* [THE REQUEST]: Write out the data below exactly as given, without any of its pictures.

* [WORKING DATA]:
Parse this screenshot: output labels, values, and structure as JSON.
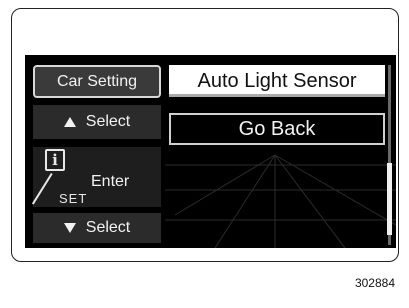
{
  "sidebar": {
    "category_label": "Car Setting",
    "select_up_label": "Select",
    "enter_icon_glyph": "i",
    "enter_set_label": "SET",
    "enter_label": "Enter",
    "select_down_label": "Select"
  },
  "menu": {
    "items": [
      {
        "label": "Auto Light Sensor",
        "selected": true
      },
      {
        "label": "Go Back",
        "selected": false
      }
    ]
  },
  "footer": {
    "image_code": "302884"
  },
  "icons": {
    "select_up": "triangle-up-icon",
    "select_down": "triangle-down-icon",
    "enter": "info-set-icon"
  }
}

* [PROBLEM SOLUTION]:
Parse this screenshot: output labels, values, and structure as JSON.
{
  "sidebar": {
    "category_label": "Car Setting",
    "select_up_label": "Select",
    "enter_icon_glyph": "i",
    "enter_set_label": "SET",
    "enter_label": "Enter",
    "select_down_label": "Select"
  },
  "menu": {
    "items": [
      {
        "label": "Auto Light Sensor",
        "selected": true
      },
      {
        "label": "Go Back",
        "selected": false
      }
    ]
  },
  "footer": {
    "image_code": "302884"
  },
  "icons": {
    "select_up": "triangle-up-icon",
    "select_down": "triangle-down-icon",
    "enter": "info-set-icon"
  }
}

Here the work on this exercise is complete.